**Data rows:**
□ □ □ □
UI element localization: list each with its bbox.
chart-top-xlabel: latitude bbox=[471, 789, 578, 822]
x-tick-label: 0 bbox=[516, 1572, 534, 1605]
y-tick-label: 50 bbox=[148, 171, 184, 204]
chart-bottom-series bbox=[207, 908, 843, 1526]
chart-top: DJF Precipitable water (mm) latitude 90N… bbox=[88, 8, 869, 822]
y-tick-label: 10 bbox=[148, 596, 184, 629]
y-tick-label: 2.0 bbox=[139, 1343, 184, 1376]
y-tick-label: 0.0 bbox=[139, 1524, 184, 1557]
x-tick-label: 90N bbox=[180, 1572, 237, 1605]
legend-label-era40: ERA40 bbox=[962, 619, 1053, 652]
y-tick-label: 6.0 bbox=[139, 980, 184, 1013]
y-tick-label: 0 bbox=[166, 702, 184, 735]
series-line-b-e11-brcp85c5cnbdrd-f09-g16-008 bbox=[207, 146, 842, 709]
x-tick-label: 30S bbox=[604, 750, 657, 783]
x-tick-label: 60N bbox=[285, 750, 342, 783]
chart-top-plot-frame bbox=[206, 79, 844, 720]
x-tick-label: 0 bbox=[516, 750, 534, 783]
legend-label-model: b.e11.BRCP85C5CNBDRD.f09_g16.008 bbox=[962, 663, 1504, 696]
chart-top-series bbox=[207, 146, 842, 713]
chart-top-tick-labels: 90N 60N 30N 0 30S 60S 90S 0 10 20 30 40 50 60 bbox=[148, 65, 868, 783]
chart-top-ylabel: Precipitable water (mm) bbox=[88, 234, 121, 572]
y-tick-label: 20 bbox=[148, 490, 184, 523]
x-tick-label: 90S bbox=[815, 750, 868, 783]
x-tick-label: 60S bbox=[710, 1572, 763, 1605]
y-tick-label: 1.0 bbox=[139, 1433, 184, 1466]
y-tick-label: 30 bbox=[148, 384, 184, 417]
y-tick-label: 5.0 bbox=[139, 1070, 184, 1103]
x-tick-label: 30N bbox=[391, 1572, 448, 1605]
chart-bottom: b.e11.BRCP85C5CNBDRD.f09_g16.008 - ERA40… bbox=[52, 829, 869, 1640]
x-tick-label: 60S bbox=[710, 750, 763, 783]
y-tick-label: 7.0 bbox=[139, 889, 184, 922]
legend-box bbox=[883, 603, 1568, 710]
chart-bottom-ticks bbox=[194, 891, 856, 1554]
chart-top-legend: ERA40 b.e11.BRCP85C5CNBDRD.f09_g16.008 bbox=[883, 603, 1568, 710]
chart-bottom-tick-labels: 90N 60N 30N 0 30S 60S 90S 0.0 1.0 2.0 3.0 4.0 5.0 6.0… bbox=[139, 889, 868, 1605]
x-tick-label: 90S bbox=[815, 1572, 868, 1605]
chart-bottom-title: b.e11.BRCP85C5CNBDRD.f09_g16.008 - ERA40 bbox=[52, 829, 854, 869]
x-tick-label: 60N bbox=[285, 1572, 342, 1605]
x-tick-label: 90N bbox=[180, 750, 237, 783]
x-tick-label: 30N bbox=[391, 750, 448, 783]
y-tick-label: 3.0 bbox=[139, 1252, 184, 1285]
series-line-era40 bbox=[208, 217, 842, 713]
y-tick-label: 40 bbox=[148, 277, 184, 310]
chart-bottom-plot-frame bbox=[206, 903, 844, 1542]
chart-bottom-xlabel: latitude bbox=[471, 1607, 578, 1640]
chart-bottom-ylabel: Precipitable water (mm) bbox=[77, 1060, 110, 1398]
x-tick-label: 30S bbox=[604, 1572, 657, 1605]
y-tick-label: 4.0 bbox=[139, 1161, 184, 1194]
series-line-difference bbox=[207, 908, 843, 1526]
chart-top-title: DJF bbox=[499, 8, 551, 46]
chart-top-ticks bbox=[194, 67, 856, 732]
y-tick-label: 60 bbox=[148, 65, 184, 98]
□ □ □ □
**Exercise goal:** Can you update the entries above by replacing every "Precipitable water (mm)" with "Total column water vapor (mm)" and leaving everything else unchanged?

**Written solution:**
UI element localization: list each with its bbox.
chart-top-xlabel: latitude bbox=[471, 789, 578, 822]
x-tick-label: 0 bbox=[516, 1572, 534, 1605]
y-tick-label: 50 bbox=[148, 171, 184, 204]
chart-bottom-series bbox=[207, 908, 843, 1526]
chart-top: DJF Total column water vapor (mm) latitude 90N… bbox=[88, 8, 869, 822]
y-tick-label: 10 bbox=[148, 596, 184, 629]
y-tick-label: 2.0 bbox=[139, 1343, 184, 1376]
y-tick-label: 0.0 bbox=[139, 1524, 184, 1557]
x-tick-label: 90N bbox=[180, 1572, 237, 1605]
legend-label-era40: ERA40 bbox=[962, 619, 1053, 652]
y-tick-label: 6.0 bbox=[139, 980, 184, 1013]
y-tick-label: 0 bbox=[166, 702, 184, 735]
series-line-b-e11-brcp85c5cnbdrd-f09-g16-008 bbox=[207, 146, 842, 709]
x-tick-label: 30S bbox=[604, 750, 657, 783]
x-tick-label: 60N bbox=[285, 750, 342, 783]
chart-top-plot-frame bbox=[206, 79, 844, 720]
x-tick-label: 0 bbox=[516, 750, 534, 783]
legend-label-model: b.e11.BRCP85C5CNBDRD.f09_g16.008 bbox=[962, 663, 1504, 696]
chart-top-series bbox=[207, 146, 842, 713]
chart-top-tick-labels: 90N 60N 30N 0 30S 60S 90S 0 10 20 30 40 50 60 bbox=[148, 65, 868, 783]
chart-top-ylabel: Total column water vapor (mm) bbox=[88, 234, 121, 572]
y-tick-label: 20 bbox=[148, 490, 184, 523]
x-tick-label: 90S bbox=[815, 750, 868, 783]
x-tick-label: 60S bbox=[710, 1572, 763, 1605]
y-tick-label: 1.0 bbox=[139, 1433, 184, 1466]
y-tick-label: 30 bbox=[148, 384, 184, 417]
y-tick-label: 5.0 bbox=[139, 1070, 184, 1103]
x-tick-label: 30N bbox=[391, 1572, 448, 1605]
chart-bottom: b.e11.BRCP85C5CNBDRD.f09_g16.008 - ERA40… bbox=[52, 829, 869, 1640]
x-tick-label: 60S bbox=[710, 750, 763, 783]
y-tick-label: 7.0 bbox=[139, 889, 184, 922]
legend-box bbox=[883, 603, 1568, 710]
chart-bottom-ticks bbox=[194, 891, 856, 1554]
chart-top-legend: ERA40 b.e11.BRCP85C5CNBDRD.f09_g16.008 bbox=[883, 603, 1568, 710]
chart-bottom-tick-labels: 90N 60N 30N 0 30S 60S 90S 0.0 1.0 2.0 3.0 4.0 5.0 6.0… bbox=[139, 889, 868, 1605]
x-tick-label: 90S bbox=[815, 1572, 868, 1605]
chart-bottom-title: b.e11.BRCP85C5CNBDRD.f09_g16.008 - ERA40 bbox=[52, 829, 854, 869]
x-tick-label: 60N bbox=[285, 1572, 342, 1605]
x-tick-label: 90N bbox=[180, 750, 237, 783]
x-tick-label: 30N bbox=[391, 750, 448, 783]
y-tick-label: 3.0 bbox=[139, 1252, 184, 1285]
series-line-era40 bbox=[208, 217, 842, 713]
y-tick-label: 40 bbox=[148, 277, 184, 310]
chart-bottom-plot-frame bbox=[206, 903, 844, 1542]
chart-bottom-xlabel: latitude bbox=[471, 1607, 578, 1640]
chart-bottom-ylabel: Total column water vapor (mm) bbox=[77, 1060, 110, 1398]
x-tick-label: 30S bbox=[604, 1572, 657, 1605]
y-tick-label: 4.0 bbox=[139, 1161, 184, 1194]
series-line-difference bbox=[207, 908, 843, 1526]
chart-top-title: DJF bbox=[499, 8, 551, 46]
chart-top-ticks bbox=[194, 67, 856, 732]
y-tick-label: 60 bbox=[148, 65, 184, 98]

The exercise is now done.